#### Problem:
Return each line containing the string "behar".
— BEGIN Stored records —
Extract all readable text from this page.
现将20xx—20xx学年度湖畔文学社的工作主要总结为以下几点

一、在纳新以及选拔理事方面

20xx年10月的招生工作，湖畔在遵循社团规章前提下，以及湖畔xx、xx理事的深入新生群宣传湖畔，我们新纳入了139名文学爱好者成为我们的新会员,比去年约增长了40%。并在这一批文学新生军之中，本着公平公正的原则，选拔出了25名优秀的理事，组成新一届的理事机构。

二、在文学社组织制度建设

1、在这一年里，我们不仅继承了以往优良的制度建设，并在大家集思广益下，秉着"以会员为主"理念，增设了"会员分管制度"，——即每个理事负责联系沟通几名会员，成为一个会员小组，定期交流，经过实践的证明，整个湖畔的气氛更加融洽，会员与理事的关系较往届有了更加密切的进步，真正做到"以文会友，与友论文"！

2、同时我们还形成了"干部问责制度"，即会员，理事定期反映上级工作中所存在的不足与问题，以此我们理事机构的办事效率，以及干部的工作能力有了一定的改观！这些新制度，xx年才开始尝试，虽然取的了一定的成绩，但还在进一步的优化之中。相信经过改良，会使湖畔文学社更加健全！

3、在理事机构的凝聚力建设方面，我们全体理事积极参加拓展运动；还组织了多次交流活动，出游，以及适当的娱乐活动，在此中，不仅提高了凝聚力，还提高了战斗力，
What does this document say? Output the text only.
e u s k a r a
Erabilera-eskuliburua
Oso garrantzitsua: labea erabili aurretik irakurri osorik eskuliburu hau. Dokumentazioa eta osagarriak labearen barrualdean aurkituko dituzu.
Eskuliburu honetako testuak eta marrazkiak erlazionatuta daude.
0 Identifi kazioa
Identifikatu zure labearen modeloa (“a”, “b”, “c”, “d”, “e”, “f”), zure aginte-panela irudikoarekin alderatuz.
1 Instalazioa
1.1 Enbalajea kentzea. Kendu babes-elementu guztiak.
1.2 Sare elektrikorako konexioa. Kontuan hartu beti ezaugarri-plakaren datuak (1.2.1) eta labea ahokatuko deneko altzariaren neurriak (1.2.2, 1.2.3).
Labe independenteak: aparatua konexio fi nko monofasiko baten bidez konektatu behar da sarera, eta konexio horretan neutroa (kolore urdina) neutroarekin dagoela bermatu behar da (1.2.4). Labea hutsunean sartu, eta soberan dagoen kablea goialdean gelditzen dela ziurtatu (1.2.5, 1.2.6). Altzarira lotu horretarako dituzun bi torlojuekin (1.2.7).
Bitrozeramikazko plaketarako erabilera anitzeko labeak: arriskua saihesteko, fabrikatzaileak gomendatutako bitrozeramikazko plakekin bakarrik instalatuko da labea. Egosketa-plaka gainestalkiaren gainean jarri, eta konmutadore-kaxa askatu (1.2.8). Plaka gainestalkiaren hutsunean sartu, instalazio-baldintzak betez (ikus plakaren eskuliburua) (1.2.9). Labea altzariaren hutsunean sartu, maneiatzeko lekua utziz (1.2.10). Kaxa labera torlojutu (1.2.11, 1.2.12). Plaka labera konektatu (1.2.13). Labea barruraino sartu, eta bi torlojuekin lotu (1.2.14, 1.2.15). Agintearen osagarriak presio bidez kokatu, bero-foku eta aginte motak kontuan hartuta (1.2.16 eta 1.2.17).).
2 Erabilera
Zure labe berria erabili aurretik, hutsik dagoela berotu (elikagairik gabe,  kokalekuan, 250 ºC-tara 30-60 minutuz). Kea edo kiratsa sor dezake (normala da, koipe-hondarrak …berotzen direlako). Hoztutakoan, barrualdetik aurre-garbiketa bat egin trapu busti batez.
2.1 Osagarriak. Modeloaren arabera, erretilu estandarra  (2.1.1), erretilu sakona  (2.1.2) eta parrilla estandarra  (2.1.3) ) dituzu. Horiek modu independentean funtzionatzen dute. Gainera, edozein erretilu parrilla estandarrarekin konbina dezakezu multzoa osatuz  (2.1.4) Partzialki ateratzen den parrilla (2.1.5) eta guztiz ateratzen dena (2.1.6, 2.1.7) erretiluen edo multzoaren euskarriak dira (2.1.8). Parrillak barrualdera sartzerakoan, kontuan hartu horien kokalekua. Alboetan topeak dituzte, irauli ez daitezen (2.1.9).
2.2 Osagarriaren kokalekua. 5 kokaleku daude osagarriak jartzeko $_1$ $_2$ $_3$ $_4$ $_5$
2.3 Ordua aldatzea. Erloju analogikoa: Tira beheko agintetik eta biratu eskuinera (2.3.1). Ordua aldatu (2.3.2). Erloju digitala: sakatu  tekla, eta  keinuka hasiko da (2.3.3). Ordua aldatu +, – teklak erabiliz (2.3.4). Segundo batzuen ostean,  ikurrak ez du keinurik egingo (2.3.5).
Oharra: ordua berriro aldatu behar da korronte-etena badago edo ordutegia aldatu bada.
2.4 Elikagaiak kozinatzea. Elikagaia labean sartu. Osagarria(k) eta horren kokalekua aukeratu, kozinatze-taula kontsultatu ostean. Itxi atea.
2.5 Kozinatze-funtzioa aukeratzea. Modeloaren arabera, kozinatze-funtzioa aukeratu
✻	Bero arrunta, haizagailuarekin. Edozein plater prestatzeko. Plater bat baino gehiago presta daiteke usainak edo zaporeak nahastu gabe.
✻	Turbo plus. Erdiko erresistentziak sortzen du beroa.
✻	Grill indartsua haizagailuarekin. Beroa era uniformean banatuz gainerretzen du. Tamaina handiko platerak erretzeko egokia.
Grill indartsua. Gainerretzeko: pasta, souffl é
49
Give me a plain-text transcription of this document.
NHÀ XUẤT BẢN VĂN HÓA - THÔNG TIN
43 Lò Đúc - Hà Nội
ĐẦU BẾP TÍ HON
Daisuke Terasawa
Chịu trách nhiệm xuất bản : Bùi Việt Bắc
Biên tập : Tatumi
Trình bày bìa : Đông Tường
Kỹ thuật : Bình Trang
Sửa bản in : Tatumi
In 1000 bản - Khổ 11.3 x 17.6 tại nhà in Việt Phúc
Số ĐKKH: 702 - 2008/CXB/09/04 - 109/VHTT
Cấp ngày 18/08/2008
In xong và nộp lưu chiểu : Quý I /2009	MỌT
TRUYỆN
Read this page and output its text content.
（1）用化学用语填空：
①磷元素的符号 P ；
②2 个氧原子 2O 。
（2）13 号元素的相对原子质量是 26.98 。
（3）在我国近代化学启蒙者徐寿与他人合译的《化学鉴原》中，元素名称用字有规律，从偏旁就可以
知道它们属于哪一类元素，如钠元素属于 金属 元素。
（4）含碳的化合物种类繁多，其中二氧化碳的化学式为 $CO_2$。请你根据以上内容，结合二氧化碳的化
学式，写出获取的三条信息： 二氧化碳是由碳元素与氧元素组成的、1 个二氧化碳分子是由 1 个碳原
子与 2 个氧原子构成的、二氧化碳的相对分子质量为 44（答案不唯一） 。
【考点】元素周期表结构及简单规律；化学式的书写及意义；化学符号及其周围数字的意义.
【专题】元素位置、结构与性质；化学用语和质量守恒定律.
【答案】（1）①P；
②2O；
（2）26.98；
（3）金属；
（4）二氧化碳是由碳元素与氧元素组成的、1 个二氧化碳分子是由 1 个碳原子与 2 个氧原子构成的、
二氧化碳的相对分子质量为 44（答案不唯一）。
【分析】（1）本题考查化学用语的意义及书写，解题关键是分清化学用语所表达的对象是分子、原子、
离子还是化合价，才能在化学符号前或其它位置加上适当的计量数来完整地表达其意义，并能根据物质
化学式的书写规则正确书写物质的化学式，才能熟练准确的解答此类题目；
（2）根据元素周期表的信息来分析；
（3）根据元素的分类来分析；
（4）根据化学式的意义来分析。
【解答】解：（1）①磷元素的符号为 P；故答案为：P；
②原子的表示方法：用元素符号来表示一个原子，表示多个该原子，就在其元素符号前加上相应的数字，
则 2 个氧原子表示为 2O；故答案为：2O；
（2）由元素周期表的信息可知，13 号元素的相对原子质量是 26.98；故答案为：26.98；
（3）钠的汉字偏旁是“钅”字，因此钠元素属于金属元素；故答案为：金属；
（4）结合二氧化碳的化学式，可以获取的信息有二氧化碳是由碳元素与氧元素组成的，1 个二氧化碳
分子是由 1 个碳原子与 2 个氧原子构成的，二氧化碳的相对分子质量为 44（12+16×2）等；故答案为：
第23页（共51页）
— END Stored records —
#### Task solution:
Labe independenteak: aparatua konexio fi nko monofasiko baten bidez konektatu behar da sarera, eta konexio horretan neutroa (kolore urdina) neutroarekin dagoela bermatu behar da (1.2.4). Labea hutsunean sartu, eta soberan dagoen kablea goialdean gelditzen dela ziurtatu (1.2.5, 1.2.6). Altzarira lotu horretarako dituzun bi torlojuekin (1.2.7).
Oharra: ordua berriro aldatu behar da korronte-etena badago edo ordutegia aldatu bada.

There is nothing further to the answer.